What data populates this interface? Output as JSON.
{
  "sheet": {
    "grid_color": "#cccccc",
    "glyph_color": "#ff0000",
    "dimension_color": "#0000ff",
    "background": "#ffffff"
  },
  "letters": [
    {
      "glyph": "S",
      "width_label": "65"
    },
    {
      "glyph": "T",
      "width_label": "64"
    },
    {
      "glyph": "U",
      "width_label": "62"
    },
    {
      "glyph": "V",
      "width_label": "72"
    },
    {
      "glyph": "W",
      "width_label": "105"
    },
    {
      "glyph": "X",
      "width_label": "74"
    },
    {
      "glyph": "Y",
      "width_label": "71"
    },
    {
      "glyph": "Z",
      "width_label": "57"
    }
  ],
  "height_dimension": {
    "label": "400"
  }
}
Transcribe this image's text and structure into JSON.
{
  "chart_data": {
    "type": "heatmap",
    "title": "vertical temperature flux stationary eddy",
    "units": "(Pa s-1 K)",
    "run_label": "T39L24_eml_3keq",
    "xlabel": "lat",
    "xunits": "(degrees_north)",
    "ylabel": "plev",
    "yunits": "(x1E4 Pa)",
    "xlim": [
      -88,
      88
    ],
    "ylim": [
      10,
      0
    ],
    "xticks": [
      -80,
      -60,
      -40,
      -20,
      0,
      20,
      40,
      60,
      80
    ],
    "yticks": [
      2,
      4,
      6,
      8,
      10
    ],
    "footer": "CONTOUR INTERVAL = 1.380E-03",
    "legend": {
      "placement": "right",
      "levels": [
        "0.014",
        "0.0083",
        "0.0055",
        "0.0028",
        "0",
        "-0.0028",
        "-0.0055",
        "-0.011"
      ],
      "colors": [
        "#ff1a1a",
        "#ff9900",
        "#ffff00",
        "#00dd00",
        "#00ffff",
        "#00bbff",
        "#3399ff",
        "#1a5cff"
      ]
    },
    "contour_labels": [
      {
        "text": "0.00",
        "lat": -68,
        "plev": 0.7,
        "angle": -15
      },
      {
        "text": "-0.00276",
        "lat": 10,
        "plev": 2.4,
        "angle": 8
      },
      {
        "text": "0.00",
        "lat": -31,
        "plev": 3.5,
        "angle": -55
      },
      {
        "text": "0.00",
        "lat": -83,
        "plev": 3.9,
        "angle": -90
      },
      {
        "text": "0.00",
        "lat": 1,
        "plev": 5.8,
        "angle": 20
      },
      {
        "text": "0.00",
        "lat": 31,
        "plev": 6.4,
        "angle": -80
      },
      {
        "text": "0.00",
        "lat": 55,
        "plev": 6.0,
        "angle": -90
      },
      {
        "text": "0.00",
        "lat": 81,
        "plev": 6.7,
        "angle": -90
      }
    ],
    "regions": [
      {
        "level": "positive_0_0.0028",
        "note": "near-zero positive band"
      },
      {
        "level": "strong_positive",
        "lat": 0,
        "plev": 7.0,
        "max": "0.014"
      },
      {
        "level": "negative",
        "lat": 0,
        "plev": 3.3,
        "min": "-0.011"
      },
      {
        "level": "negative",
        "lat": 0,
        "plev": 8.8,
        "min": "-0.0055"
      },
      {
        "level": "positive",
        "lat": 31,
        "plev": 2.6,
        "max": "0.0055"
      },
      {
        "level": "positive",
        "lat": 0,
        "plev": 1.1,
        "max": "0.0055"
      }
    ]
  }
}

----

JOB – The answer is a single number, the count of lines in the records that contain the string "angle".

RESPONSE – 8